> **DATASET ENTRIES**

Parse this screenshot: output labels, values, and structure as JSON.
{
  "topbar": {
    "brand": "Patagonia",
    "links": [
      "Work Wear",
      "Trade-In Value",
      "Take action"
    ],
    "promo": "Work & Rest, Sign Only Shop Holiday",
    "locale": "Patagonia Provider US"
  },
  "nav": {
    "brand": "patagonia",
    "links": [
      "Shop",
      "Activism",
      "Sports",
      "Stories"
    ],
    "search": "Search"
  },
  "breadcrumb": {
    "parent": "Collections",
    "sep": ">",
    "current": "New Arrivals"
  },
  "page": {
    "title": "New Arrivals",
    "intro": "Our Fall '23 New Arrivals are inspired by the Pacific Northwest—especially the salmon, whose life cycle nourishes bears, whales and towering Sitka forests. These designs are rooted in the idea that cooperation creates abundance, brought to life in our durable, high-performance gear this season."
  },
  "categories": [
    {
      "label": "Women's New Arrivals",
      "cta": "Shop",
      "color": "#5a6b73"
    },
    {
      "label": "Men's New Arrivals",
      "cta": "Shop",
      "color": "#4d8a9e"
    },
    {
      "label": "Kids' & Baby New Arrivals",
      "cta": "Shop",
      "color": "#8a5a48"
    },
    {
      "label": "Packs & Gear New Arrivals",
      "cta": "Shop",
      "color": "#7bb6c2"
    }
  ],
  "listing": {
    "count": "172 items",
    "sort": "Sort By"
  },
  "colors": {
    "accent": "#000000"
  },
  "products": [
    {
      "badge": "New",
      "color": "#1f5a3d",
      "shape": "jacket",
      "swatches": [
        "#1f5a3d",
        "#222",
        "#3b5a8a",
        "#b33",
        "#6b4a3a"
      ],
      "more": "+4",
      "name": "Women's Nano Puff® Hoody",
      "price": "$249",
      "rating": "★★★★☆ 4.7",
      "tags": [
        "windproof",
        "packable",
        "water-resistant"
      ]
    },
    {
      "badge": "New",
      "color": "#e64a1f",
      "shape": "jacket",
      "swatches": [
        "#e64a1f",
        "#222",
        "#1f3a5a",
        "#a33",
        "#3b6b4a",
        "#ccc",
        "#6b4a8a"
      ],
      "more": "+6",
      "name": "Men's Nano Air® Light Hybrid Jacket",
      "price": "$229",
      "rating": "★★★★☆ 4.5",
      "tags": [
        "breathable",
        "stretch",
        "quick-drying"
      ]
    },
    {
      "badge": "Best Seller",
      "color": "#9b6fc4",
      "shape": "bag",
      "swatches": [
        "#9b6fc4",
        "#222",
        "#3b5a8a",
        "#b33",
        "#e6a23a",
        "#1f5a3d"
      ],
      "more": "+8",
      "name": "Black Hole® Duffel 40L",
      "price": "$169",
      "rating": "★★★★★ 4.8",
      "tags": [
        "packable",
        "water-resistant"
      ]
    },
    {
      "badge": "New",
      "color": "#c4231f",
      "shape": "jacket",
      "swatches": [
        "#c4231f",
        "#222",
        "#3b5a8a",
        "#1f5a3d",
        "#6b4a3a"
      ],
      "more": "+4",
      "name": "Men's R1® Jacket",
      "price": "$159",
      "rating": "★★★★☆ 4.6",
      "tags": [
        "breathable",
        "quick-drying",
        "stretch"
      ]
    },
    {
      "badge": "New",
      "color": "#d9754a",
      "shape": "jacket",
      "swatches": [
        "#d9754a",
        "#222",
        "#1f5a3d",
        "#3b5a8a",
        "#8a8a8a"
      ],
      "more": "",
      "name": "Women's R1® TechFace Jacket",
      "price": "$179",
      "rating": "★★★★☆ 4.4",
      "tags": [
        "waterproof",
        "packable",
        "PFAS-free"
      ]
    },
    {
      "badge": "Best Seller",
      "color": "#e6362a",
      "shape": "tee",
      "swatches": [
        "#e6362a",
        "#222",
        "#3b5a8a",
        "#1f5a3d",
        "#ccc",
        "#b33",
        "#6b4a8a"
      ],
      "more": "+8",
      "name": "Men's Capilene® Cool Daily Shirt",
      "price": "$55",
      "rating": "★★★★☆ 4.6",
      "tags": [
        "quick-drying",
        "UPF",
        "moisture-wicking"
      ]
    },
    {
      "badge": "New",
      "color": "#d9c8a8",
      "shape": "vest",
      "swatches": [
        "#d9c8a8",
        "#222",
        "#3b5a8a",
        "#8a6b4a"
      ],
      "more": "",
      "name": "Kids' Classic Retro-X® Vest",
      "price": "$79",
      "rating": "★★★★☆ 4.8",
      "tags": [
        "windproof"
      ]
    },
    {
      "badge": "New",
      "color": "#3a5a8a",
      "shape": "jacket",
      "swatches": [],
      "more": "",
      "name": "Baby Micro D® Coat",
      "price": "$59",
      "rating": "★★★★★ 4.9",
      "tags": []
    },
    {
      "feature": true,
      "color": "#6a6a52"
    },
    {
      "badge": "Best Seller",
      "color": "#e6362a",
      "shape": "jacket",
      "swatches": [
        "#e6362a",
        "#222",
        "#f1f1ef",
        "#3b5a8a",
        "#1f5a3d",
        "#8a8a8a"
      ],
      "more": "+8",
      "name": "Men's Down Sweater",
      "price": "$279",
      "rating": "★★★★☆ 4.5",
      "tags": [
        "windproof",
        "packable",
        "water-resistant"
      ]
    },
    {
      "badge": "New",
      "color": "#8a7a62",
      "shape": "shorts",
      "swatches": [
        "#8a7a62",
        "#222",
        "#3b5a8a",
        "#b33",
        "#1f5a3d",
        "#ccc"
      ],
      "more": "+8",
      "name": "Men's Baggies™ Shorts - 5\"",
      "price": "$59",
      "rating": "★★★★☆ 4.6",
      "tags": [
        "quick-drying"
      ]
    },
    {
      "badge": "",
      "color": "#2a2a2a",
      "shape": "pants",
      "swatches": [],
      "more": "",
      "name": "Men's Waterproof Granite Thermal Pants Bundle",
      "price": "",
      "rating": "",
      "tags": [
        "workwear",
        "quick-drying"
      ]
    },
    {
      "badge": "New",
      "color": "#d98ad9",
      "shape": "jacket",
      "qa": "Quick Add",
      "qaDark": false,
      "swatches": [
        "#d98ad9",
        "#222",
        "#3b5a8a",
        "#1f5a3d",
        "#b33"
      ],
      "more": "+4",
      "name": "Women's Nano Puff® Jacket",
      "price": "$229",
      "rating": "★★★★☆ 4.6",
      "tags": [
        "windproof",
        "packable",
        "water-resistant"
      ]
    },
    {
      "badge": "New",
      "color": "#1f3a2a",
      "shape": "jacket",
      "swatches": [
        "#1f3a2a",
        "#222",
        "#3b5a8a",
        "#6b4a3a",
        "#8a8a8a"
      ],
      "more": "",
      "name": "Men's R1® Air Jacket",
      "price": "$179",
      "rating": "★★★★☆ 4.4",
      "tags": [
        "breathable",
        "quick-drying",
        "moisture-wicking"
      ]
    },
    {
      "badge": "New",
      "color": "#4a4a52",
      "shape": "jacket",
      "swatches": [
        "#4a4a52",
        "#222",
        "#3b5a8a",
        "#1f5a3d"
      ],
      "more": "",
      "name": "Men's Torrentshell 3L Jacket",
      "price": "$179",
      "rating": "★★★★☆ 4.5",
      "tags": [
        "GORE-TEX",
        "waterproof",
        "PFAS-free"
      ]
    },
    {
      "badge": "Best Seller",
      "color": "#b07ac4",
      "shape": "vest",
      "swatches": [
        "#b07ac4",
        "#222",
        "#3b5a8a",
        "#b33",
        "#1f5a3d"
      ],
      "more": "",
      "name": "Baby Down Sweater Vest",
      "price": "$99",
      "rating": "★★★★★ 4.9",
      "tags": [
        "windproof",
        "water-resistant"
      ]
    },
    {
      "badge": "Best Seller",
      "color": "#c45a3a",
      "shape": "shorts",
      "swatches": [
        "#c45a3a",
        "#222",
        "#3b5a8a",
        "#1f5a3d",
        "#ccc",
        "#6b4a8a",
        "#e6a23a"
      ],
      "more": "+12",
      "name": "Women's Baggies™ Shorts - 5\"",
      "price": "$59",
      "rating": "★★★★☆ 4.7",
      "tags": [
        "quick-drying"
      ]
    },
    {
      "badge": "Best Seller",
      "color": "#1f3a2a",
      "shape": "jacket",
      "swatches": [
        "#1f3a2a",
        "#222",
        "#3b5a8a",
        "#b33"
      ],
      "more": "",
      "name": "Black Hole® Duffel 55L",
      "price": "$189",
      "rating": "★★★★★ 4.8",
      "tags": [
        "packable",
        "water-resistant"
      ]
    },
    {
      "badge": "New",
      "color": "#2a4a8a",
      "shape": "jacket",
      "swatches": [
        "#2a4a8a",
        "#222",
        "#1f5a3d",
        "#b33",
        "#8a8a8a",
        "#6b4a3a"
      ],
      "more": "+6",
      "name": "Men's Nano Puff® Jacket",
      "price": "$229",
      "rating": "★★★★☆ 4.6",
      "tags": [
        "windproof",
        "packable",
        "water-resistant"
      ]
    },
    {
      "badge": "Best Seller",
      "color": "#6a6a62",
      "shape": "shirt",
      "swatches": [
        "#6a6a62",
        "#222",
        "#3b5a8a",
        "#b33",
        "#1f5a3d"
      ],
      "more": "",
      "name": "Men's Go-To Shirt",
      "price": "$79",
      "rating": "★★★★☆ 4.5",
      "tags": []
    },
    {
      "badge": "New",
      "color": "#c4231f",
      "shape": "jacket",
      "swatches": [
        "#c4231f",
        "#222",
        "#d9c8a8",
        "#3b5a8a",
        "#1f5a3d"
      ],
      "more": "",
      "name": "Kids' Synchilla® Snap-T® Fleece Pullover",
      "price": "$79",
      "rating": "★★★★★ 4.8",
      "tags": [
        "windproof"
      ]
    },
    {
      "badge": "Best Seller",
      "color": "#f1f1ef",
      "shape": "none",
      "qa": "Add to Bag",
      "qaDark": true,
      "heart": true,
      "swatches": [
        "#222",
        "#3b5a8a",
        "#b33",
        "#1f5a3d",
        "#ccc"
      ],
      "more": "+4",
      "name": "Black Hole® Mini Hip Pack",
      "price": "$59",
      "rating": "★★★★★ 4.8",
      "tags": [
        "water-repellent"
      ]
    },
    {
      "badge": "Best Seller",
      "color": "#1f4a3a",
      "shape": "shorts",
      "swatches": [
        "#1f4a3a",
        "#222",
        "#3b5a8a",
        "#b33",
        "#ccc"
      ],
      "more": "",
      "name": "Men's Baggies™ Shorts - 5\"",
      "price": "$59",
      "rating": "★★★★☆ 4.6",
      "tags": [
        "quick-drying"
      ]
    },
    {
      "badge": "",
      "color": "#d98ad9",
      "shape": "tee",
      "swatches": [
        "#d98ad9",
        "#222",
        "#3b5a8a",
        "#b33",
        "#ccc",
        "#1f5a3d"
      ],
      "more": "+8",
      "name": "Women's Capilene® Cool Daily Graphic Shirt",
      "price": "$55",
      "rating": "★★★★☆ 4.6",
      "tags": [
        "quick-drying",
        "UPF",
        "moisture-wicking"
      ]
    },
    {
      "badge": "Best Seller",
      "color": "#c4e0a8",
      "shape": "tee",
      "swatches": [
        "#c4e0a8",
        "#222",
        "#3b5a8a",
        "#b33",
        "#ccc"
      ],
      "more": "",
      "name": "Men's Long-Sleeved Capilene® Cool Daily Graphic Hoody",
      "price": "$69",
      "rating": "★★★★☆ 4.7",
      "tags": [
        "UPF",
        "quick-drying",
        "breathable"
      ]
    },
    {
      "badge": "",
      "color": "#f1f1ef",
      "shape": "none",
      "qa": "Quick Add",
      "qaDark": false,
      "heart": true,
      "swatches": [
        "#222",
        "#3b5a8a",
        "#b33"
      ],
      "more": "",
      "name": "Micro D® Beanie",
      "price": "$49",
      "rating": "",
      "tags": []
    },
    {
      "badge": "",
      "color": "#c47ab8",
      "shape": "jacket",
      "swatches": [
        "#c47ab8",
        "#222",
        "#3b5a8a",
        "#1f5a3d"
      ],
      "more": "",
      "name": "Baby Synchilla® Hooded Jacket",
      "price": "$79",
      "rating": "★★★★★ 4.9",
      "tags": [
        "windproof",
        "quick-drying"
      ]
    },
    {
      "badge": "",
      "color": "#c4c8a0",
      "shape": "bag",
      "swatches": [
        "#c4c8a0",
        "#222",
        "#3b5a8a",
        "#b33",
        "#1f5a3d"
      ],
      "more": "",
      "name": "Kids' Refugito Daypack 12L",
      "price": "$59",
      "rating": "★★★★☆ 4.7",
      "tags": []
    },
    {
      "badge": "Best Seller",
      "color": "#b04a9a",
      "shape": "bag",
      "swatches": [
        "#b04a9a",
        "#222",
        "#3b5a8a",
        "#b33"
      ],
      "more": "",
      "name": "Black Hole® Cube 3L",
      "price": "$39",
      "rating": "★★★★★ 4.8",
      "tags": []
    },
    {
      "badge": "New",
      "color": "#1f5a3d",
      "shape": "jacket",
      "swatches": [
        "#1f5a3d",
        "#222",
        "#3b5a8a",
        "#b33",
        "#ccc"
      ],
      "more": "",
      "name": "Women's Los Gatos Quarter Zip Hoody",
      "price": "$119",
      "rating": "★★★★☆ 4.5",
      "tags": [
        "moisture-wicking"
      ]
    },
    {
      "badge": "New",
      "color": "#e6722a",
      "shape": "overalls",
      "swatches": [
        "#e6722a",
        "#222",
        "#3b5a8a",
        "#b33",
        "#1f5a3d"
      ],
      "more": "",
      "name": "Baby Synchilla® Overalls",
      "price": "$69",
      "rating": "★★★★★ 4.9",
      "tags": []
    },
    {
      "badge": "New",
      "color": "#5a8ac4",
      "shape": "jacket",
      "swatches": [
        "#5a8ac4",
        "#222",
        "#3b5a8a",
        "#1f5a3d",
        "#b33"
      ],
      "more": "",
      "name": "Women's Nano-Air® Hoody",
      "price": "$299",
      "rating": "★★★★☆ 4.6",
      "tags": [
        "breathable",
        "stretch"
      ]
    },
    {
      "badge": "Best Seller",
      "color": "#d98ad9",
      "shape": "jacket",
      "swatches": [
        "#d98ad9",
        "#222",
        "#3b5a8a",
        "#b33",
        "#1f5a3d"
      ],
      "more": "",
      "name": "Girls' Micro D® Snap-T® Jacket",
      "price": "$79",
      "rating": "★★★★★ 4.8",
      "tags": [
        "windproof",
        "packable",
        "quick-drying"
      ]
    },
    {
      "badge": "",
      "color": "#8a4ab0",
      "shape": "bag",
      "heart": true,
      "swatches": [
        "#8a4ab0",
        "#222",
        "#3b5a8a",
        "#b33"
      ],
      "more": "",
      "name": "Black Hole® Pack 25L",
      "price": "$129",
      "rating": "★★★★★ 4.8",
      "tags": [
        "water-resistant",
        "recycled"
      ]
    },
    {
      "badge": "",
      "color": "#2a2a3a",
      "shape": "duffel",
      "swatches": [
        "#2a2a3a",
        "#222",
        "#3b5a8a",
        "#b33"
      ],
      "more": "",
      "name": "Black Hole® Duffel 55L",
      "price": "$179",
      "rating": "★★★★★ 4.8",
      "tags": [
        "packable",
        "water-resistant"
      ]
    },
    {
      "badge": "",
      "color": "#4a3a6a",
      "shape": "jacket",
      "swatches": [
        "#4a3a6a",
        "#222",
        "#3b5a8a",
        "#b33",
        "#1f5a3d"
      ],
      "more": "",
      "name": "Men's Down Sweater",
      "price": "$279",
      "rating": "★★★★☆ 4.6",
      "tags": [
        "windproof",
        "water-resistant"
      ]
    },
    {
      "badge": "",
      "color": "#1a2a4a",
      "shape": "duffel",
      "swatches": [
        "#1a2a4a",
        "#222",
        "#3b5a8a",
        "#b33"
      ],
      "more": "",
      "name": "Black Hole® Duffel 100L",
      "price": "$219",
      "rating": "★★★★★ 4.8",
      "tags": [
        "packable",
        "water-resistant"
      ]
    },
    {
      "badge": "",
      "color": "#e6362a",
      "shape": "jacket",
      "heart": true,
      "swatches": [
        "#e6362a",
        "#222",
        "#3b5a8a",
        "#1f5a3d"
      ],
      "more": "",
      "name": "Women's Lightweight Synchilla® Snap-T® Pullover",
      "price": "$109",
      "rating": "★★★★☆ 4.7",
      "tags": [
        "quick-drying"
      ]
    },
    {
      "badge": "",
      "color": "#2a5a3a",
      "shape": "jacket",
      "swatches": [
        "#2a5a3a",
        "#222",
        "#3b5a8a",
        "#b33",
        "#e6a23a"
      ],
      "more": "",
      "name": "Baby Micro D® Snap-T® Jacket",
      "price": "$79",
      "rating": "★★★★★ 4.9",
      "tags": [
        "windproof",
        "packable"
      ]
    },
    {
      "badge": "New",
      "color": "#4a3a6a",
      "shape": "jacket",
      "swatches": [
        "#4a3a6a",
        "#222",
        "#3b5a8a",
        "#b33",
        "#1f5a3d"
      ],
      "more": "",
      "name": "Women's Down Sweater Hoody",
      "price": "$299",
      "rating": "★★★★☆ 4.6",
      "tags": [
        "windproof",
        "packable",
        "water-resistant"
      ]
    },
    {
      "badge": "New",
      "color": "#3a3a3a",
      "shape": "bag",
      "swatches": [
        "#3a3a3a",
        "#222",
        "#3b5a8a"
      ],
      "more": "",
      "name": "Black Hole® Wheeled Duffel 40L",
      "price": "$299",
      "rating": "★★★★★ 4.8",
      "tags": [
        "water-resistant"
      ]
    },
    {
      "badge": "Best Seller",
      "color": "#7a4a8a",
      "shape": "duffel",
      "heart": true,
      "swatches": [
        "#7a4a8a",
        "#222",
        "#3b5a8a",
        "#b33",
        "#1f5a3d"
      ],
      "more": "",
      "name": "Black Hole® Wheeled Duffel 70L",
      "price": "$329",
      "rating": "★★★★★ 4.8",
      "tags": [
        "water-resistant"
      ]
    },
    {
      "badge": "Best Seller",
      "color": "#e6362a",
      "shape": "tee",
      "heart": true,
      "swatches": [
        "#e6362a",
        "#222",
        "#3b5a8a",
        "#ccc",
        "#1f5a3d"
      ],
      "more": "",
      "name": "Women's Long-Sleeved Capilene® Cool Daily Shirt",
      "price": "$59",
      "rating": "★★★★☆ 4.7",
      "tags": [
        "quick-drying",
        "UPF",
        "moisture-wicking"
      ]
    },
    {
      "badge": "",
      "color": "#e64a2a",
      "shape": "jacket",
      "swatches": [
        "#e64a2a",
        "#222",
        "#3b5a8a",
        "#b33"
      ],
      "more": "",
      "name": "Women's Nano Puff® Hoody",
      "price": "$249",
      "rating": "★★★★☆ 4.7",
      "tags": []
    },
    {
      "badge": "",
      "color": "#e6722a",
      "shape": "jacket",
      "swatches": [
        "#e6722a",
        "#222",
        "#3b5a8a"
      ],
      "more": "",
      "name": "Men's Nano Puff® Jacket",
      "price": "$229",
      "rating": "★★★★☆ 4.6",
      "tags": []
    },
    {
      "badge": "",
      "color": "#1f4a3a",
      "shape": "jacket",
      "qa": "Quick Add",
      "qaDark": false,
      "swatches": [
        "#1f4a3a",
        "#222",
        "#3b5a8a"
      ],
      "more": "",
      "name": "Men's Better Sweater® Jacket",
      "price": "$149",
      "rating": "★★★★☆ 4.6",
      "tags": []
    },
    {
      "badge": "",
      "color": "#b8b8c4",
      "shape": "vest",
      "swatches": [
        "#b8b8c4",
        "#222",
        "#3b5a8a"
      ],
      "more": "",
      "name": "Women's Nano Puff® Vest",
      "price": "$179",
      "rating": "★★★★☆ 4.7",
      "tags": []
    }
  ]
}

> **WHAT TO PRODUCE**
Copy out every line in the listing where the word "Wheeled" appears.

> **THE OUTPUT**
      "name": "Black Hole® Wheeled Duffel 40L",
      "name": "Black Hole® Wheeled Duffel 70L",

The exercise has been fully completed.